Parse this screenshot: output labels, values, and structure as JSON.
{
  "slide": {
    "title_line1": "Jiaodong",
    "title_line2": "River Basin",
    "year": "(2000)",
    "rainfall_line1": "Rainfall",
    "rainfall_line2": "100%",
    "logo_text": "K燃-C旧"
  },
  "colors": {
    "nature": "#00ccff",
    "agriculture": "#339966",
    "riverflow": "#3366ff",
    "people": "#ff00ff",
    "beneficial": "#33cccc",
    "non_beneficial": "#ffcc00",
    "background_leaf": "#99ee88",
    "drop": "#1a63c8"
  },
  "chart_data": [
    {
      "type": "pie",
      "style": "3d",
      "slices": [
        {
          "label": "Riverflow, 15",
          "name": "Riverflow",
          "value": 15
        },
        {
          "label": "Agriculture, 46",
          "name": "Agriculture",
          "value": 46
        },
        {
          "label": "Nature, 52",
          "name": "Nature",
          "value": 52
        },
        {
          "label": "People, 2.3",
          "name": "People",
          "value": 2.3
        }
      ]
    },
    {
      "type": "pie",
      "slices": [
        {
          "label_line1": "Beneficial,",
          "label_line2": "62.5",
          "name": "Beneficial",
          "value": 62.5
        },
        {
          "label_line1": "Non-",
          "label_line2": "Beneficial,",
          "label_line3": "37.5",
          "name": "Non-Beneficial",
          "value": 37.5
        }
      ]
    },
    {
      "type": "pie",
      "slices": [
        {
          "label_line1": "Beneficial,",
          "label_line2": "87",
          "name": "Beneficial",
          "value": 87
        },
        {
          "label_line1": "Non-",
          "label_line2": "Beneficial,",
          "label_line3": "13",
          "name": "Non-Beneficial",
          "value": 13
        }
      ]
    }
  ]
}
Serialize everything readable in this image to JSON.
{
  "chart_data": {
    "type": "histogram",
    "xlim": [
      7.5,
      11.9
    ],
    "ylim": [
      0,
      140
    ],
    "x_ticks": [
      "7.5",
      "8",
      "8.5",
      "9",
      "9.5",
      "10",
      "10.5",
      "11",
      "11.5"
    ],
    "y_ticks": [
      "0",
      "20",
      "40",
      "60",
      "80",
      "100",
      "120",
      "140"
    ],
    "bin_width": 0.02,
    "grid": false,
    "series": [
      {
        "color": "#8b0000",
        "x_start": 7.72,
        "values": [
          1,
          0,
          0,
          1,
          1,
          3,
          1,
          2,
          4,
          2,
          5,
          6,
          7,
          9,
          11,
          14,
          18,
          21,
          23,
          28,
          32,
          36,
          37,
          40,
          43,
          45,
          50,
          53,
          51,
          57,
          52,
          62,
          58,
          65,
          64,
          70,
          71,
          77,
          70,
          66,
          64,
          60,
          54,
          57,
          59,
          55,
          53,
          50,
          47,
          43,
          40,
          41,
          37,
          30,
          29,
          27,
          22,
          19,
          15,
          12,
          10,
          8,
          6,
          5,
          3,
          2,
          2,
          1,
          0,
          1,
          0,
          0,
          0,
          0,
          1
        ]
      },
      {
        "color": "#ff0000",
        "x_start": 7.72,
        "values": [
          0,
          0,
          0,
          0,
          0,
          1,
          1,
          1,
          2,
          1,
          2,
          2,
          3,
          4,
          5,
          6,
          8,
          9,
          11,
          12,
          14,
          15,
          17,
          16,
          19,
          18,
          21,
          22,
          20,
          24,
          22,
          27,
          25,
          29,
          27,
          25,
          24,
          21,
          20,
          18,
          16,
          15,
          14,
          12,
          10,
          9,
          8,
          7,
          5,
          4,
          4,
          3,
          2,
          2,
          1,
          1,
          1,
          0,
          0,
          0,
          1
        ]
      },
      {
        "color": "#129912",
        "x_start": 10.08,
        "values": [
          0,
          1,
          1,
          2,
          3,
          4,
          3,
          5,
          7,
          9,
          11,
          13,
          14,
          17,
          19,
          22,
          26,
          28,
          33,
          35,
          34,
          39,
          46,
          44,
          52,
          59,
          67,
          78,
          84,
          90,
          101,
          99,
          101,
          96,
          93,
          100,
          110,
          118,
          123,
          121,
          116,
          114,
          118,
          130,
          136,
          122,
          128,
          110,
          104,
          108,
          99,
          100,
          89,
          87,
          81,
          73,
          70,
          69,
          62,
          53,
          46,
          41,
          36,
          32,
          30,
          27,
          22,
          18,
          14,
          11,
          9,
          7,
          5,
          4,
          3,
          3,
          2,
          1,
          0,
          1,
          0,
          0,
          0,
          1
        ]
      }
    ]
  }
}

##########

* _Short problem_:
Above are the records; copy every line in them that holds the word "this".

* _Solution below_:
Parse this screenshot: output labels, values, and structure as JSON.
Serialize everything readable in this image to JSON.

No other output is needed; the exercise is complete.